What to do: Write the data out again, exactly as given.

::::

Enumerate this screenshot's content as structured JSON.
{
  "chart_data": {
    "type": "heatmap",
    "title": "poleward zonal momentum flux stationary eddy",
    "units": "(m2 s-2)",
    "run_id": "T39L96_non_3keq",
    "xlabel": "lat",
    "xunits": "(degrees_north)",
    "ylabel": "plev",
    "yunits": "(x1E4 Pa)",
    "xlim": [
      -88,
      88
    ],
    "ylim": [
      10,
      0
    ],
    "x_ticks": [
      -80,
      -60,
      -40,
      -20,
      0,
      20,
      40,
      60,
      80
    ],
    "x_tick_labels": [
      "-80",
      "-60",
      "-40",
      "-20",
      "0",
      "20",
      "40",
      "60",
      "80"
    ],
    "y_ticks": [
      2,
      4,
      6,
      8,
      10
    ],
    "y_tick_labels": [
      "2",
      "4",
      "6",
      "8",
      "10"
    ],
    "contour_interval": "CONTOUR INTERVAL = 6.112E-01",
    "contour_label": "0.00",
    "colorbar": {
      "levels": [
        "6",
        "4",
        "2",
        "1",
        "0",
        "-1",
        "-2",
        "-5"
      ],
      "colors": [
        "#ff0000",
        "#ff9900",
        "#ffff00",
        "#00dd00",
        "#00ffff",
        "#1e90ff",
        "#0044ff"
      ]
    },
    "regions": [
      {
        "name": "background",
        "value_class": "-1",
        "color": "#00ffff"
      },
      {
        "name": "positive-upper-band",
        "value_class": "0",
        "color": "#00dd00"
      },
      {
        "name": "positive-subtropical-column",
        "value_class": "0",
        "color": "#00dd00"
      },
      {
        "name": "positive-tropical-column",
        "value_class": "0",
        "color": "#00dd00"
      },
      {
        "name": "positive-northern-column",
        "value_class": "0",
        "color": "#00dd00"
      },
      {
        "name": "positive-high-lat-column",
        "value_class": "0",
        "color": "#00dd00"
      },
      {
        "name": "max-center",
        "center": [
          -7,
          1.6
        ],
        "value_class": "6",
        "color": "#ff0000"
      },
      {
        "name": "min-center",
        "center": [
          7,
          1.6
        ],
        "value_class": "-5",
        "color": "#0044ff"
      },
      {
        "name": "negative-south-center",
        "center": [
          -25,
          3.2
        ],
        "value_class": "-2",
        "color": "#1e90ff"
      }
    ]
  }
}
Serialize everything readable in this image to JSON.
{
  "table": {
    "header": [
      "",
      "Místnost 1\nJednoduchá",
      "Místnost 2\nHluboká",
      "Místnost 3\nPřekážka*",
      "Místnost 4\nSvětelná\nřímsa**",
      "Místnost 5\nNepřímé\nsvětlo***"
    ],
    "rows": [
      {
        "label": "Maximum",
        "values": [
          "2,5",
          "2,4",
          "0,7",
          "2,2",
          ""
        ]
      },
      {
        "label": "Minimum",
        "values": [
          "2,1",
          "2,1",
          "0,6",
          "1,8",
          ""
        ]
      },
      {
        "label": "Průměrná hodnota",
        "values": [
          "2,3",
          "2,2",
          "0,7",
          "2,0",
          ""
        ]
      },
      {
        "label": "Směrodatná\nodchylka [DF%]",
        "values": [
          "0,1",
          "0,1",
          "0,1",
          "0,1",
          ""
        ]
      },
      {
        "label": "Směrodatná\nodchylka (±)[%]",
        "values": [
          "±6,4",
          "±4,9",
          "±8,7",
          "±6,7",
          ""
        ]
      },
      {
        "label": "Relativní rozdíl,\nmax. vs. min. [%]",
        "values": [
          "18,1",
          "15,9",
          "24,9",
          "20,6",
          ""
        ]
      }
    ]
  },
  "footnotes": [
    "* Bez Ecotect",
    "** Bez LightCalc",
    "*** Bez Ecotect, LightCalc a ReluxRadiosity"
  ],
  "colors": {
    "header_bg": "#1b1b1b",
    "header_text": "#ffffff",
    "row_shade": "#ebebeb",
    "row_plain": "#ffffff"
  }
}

::::

Answer for the task:
Enumerate this screenshot's content as structured JSON.
{
  "chart_data": {
    "type": "heatmap",
    "title": "poleward zonal momentum flux stationary eddy",
    "units": "(m2 s-2)",
    "run_id": "T39L96_non_3keq",
    "xlabel": "lat",
    "xunits": "(degrees_north)",
    "ylabel": "plev",
    "yunits": "(x1E4 Pa)",
    "xlim": [
      -88,
      88
    ],
    "ylim": [
      10,
      0
    ],
    "x_ticks": [
      -80,
      -60,
      -40,
      -20,
      0,
      20,
      40,
      60,
      80
    ],
    "x_tick_labels": [
      "-80",
      "-60",
      "-40",
      "-20",
      "0",
      "20",
      "40",
      "60",
      "80"
    ],
    "y_ticks": [
      2,
      4,
      6,
      8,
      10
    ],
    "y_tick_labels": [
      "2",
      "4",
      "6",
      "8",
      "10"
    ],
    "contour_interval": "CONTOUR INTERVAL = 6.112E-01",
    "contour_label": "0.00",
    "colorbar": {
      "levels": [
        "6",
        "4",
        "2",
        "1",
        "0",
        "-1",
        "-2",
        "-5"
      ],
      "colors": [
        "#ff0000",
        "#ff9900",
        "#ffff00",
        "#00dd00",
        "#00ffff",
        "#1e90ff",
        "#0044ff"
      ]
    },
    "regions": [
      {
        "name": "background",
        "value_class": "-1",
        "color": "#00ffff"
      },
      {
        "name": "positive-upper-band",
        "value_class": "0",
        "color": "#00dd00"
      },
      {
        "name": "positive-subtropical-column",
        "value_class": "0",
        "color": "#00dd00"
      },
      {
        "name": "positive-tropical-column",
        "value_class": "0",
        "color": "#00dd00"
      },
      {
        "name": "positive-northern-column",
        "value_class": "0",
        "color": "#00dd00"
      },
      {
        "name": "positive-high-lat-column",
        "value_class": "0",
        "color": "#00dd00"
      },
      {
        "name": "max-center",
        "center": [
          -7,
          1.6
        ],
        "value_class": "6",
        "color": "#ff0000"
      },
      {
        "name": "min-center",
        "center": [
          7,
          1.6
        ],
        "value_class": "-5",
        "color": "#0044ff"
      },
      {
        "name": "negative-south-center",
        "center": [
          -25,
          3.2
        ],
        "value_class": "-2",
        "color": "#1e90ff"
      }
    ]
  }
}
Serialize everything readable in this image to JSON.
{
  "table": {
    "header": [
      "",
      "Místnost 1\nJednoduchá",
      "Místnost 2\nHluboká",
      "Místnost 3\nPřekážka*",
      "Místnost 4\nSvětelná\nřímsa**",
      "Místnost 5\nNepřímé\nsvětlo***"
    ],
    "rows": [
      {
        "label": "Maximum",
        "values": [
          "2,5",
          "2,4",
          "0,7",
          "2,2",
          ""
        ]
      },
      {
        "label": "Minimum",
        "values": [
          "2,1",
          "2,1",
          "0,6",
          "1,8",
          ""
        ]
      },
      {
        "label": "Průměrná hodnota",
        "values": [
          "2,3",
          "2,2",
          "0,7",
          "2,0",
          ""
        ]
      },
      {
        "label": "Směrodatná\nodchylka [DF%]",
        "values": [
          "0,1",
          "0,1",
          "0,1",
          "0,1",
          ""
        ]
      },
      {
        "label": "Směrodatná\nodchylka (±)[%]",
        "values": [
          "±6,4",
          "±4,9",
          "±8,7",
          "±6,7",
          ""
        ]
      },
      {
        "label": "Relativní rozdíl,\nmax. vs. min. [%]",
        "values": [
          "18,1",
          "15,9",
          "24,9",
          "20,6",
          ""
        ]
      }
    ]
  },
  "footnotes": [
    "* Bez Ecotect",
    "** Bez LightCalc",
    "*** Bez Ecotect, LightCalc a ReluxRadiosity"
  ],
  "colors": {
    "header_bg": "#1b1b1b",
    "header_text": "#ffffff",
    "row_shade": "#ebebeb",
    "row_plain": "#ffffff"
  }
}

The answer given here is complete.